What is needed: Read the listing below and copy out every line that holds "проводимость".

*** Material

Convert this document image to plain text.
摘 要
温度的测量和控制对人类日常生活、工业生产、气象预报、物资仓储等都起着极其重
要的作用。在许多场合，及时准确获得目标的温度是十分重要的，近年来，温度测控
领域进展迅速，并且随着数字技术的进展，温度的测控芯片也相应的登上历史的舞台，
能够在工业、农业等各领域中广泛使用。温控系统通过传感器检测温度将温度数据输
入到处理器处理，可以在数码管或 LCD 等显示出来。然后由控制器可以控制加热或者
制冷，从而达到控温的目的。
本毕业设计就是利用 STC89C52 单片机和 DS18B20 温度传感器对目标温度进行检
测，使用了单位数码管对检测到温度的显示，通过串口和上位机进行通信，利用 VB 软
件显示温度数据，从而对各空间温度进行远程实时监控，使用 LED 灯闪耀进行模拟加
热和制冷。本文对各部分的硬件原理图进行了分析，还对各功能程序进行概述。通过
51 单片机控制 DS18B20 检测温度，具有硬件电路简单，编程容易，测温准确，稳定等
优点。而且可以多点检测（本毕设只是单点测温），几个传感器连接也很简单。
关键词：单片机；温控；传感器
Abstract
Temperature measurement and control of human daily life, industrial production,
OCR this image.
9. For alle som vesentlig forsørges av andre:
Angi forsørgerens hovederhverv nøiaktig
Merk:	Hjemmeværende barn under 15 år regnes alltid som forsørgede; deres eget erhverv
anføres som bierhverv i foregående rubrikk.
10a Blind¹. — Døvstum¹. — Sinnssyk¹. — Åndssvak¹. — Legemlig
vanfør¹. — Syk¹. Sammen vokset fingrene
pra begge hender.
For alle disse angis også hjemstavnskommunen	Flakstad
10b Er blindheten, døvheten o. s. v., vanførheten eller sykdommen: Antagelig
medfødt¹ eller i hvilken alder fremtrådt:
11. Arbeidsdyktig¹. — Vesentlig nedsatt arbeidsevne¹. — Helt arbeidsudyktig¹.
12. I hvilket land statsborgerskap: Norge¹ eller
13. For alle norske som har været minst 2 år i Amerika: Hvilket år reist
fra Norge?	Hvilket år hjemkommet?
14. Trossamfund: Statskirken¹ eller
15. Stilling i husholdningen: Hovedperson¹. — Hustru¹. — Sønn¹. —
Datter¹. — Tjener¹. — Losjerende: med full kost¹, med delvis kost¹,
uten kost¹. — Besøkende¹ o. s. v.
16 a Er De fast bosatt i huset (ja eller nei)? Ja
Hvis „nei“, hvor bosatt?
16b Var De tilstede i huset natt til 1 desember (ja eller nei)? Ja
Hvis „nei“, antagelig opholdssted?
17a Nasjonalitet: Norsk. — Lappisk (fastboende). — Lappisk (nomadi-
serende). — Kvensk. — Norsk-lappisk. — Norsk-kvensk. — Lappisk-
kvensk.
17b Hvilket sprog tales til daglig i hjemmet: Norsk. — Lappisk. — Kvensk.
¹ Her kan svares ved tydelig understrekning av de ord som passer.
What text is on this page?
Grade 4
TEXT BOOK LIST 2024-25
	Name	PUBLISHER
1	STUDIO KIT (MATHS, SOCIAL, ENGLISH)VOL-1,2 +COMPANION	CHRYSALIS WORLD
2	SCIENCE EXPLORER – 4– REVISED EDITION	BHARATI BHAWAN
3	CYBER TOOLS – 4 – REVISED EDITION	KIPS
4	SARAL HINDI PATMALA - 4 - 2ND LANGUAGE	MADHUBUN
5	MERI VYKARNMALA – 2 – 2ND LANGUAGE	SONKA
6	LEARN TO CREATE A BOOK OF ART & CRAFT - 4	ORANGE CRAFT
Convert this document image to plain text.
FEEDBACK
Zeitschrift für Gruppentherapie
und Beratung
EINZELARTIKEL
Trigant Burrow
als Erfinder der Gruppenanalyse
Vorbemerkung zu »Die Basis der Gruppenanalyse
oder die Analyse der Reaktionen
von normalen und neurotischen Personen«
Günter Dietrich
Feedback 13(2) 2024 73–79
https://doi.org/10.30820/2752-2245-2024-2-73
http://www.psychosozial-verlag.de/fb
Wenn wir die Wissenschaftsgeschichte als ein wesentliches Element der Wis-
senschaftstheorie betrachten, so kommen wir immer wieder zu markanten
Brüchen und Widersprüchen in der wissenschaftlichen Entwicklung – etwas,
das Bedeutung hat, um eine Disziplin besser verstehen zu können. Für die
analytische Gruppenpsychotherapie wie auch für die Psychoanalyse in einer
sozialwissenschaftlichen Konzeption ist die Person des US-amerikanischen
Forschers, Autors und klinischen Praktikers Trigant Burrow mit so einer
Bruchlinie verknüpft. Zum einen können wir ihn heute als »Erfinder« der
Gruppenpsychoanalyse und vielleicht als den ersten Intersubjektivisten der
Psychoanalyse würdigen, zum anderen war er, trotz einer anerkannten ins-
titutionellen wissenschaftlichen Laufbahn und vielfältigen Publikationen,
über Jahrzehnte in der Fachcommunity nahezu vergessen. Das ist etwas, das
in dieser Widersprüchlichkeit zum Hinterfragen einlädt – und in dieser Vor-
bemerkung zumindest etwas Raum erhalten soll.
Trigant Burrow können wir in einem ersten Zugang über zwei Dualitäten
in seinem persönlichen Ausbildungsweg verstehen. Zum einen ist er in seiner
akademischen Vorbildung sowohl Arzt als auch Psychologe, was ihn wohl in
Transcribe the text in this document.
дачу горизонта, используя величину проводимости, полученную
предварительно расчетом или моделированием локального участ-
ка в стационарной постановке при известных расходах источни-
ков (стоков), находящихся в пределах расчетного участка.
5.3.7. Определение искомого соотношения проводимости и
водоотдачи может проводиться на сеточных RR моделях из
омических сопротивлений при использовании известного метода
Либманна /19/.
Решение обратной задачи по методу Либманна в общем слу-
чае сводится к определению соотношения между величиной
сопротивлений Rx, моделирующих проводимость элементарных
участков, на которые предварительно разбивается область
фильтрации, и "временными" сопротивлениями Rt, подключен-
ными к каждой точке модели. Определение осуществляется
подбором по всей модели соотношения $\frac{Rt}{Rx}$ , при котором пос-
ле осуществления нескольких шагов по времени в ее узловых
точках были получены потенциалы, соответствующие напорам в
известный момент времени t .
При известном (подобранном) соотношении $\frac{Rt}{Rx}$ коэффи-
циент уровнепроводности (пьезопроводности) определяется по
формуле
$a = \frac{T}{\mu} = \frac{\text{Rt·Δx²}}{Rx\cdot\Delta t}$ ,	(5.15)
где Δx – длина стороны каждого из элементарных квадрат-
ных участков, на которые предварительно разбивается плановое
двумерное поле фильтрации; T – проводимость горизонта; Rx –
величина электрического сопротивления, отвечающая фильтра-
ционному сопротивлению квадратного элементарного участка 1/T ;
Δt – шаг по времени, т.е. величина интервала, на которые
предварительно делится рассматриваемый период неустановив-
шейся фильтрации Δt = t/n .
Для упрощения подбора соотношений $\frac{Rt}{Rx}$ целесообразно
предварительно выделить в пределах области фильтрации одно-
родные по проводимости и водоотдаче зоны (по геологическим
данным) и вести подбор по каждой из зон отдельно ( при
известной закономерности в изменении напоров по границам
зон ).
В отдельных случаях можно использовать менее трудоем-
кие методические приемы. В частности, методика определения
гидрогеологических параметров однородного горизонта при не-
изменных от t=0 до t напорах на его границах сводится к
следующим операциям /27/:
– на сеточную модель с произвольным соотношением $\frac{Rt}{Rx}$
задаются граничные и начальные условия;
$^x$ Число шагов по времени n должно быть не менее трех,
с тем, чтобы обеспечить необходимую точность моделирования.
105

******

Correct result:
сопротивлений Rx, моделирующих проводимость элементарных
двумерное поле фильтрации; T – проводимость горизонта; Rx –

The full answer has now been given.